## BEGIN
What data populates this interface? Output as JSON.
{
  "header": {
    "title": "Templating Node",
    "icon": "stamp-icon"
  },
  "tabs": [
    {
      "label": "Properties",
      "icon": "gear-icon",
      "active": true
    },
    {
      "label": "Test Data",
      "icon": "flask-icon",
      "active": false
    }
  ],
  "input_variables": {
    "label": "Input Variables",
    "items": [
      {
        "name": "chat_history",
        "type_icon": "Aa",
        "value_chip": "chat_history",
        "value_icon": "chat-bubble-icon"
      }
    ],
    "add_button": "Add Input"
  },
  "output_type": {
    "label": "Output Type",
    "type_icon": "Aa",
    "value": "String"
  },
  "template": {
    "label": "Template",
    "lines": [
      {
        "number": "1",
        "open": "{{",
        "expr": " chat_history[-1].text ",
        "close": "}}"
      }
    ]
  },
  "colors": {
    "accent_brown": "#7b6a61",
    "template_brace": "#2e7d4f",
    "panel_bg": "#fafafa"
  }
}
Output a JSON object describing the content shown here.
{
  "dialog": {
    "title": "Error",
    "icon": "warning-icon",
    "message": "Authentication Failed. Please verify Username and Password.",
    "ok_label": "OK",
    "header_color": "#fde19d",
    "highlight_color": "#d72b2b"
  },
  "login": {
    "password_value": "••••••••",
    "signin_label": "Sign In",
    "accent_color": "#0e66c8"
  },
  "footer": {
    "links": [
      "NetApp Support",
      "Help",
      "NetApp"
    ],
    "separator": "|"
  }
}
## END
### Aim
Above are the records; retype every one exactly.

### Written answer
What data populates this interface? Output as JSON.
{
  "header": {
    "title": "Templating Node",
    "icon": "stamp-icon"
  },
  "tabs": [
    {
      "label": "Properties",
      "icon": "gear-icon",
      "active": true
    },
    {
      "label": "Test Data",
      "icon": "flask-icon",
      "active": false
    }
  ],
  "input_variables": {
    "label": "Input Variables",
    "items": [
      {
        "name": "chat_history",
        "type_icon": "Aa",
        "value_chip": "chat_history",
        "value_icon": "chat-bubble-icon"
      }
    ],
    "add_button": "Add Input"
  },
  "output_type": {
    "label": "Output Type",
    "type_icon": "Aa",
    "value": "String"
  },
  "template": {
    "label": "Template",
    "lines": [
      {
        "number": "1",
        "open": "{{",
        "expr": " chat_history[-1].text ",
        "close": "}}"
      }
    ]
  },
  "colors": {
    "accent_brown": "#7b6a61",
    "template_brace": "#2e7d4f",
    "panel_bg": "#fafafa"
  }
}
Output a JSON object describing the content shown here.
{
  "dialog": {
    "title": "Error",
    "icon": "warning-icon",
    "message": "Authentication Failed. Please verify Username and Password.",
    "ok_label": "OK",
    "header_color": "#fde19d",
    "highlight_color": "#d72b2b"
  },
  "login": {
    "password_value": "••••••••",
    "signin_label": "Sign In",
    "accent_color": "#0e66c8"
  },
  "footer": {
    "links": [
      "NetApp Support",
      "Help",
      "NetApp"
    ],
    "separator": "|"
  }
}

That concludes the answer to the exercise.